* Exercise: Send back the records in full, character for character.

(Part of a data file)
----

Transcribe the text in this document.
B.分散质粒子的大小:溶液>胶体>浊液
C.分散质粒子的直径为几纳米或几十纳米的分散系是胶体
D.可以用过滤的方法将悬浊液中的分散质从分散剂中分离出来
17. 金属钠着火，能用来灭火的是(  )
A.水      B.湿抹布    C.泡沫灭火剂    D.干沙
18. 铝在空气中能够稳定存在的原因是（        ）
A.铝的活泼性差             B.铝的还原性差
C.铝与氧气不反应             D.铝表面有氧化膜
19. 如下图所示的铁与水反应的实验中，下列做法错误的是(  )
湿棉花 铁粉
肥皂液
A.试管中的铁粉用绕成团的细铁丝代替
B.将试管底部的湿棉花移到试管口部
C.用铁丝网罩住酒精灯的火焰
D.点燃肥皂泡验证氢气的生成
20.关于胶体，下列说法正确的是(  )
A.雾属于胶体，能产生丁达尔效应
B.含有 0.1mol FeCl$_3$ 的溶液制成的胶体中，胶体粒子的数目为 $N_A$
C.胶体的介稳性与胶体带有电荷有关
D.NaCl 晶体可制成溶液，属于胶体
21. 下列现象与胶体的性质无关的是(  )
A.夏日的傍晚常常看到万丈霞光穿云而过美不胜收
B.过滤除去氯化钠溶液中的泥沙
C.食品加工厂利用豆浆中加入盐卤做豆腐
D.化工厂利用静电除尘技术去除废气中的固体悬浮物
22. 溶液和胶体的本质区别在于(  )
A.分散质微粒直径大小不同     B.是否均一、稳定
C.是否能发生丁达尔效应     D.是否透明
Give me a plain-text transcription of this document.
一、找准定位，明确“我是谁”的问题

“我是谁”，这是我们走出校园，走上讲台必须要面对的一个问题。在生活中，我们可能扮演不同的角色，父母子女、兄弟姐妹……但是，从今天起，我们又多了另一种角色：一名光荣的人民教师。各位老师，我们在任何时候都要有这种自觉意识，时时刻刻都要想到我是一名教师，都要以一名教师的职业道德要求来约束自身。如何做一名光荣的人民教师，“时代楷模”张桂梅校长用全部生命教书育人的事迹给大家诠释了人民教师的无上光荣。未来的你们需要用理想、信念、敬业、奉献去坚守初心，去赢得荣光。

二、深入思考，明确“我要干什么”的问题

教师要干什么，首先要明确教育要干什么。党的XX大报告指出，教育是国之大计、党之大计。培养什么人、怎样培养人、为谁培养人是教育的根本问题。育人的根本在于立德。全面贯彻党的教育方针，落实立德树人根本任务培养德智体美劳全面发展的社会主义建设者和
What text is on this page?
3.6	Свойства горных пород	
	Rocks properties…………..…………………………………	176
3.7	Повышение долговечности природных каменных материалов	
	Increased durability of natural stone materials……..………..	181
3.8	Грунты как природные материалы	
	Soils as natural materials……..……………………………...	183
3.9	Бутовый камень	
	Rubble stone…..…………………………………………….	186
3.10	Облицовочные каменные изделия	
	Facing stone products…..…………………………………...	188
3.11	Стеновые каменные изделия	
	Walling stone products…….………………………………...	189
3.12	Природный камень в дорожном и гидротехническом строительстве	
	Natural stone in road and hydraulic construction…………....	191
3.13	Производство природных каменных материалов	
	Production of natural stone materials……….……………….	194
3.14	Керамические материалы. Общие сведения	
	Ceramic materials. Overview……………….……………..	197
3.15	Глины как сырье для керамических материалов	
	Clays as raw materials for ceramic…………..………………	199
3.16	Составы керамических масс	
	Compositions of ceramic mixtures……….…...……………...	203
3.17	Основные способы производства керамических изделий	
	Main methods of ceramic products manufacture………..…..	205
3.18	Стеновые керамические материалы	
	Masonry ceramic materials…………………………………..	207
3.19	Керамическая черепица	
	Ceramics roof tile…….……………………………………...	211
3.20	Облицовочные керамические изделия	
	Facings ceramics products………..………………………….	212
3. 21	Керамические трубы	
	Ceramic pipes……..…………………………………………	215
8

----

* Final result:
Transcribe the text in this document.
B.分散质粒子的大小:溶液>胶体>浊液
C.分散质粒子的直径为几纳米或几十纳米的分散系是胶体
D.可以用过滤的方法将悬浊液中的分散质从分散剂中分离出来
17. 金属钠着火，能用来灭火的是(  )
A.水      B.湿抹布    C.泡沫灭火剂    D.干沙
18. 铝在空气中能够稳定存在的原因是（        ）
A.铝的活泼性差             B.铝的还原性差
C.铝与氧气不反应             D.铝表面有氧化膜
19. 如下图所示的铁与水反应的实验中，下列做法错误的是(  )
湿棉花 铁粉
肥皂液
A.试管中的铁粉用绕成团的细铁丝代替
B.将试管底部的湿棉花移到试管口部
C.用铁丝网罩住酒精灯的火焰
D.点燃肥皂泡验证氢气的生成
20.关于胶体，下列说法正确的是(  )
A.雾属于胶体，能产生丁达尔效应
B.含有 0.1mol FeCl$_3$ 的溶液制成的胶体中，胶体粒子的数目为 $N_A$
C.胶体的介稳性与胶体带有电荷有关
D.NaCl 晶体可制成溶液，属于胶体
21. 下列现象与胶体的性质无关的是(  )
A.夏日的傍晚常常看到万丈霞光穿云而过美不胜收
B.过滤除去氯化钠溶液中的泥沙
C.食品加工厂利用豆浆中加入盐卤做豆腐
D.化工厂利用静电除尘技术去除废气中的固体悬浮物
22. 溶液和胶体的本质区别在于(  )
A.分散质微粒直径大小不同     B.是否均一、稳定
C.是否能发生丁达尔效应     D.是否透明
Give me a plain-text transcription of this document.
一、找准定位，明确“我是谁”的问题

“我是谁”，这是我们走出校园，走上讲台必须要面对的一个问题。在生活中，我们可能扮演不同的角色，父母子女、兄弟姐妹……但是，从今天起，我们又多了另一种角色：一名光荣的人民教师。各位老师，我们在任何时候都要有这种自觉意识，时时刻刻都要想到我是一名教师，都要以一名教师的职业道德要求来约束自身。如何做一名光荣的人民教师，“时代楷模”张桂梅校长用全部生命教书育人的事迹给大家诠释了人民教师的无上光荣。未来的你们需要用理想、信念、敬业、奉献去坚守初心，去赢得荣光。

二、深入思考，明确“我要干什么”的问题

教师要干什么，首先要明确教育要干什么。党的XX大报告指出，教育是国之大计、党之大计。培养什么人、怎样培养人、为谁培养人是教育的根本问题。育人的根本在于立德。全面贯彻党的教育方针，落实立德树人根本任务培养德智体美劳全面发展的社会主义建设者和
What text is on this page?
3.6	Свойства горных пород	
	Rocks properties…………..…………………………………	176
3.7	Повышение долговечности природных каменных материалов	
	Increased durability of natural stone materials……..………..	181
3.8	Грунты как природные материалы	
	Soils as natural materials……..……………………………...	183
3.9	Бутовый камень	
	Rubble stone…..…………………………………………….	186
3.10	Облицовочные каменные изделия	
	Facing stone products…..…………………………………...	188
3.11	Стеновые каменные изделия	
	Walling stone products…….………………………………...	189
3.12	Природный камень в дорожном и гидротехническом строительстве	
	Natural stone in road and hydraulic construction…………....	191
3.13	Производство природных каменных материалов	
	Production of natural stone materials……….……………….	194
3.14	Керамические материалы. Общие сведения	
	Ceramic materials. Overview……………….……………..	197
3.15	Глины как сырье для керамических материалов	
	Clays as raw materials for ceramic…………..………………	199
3.16	Составы керамических масс	
	Compositions of ceramic mixtures……….…...……………...	203
3.17	Основные способы производства керамических изделий	
	Main methods of ceramic products manufacture………..…..	205
3.18	Стеновые керамические материалы	
	Masonry ceramic materials…………………………………..	207
3.19	Керамическая черепица	
	Ceramics roof tile…….……………………………………...	211
3.20	Облицовочные керамические изделия	
	Facings ceramics products………..………………………….	212
3. 21	Керамические трубы	
	Ceramic pipes……..…………………………………………	215
8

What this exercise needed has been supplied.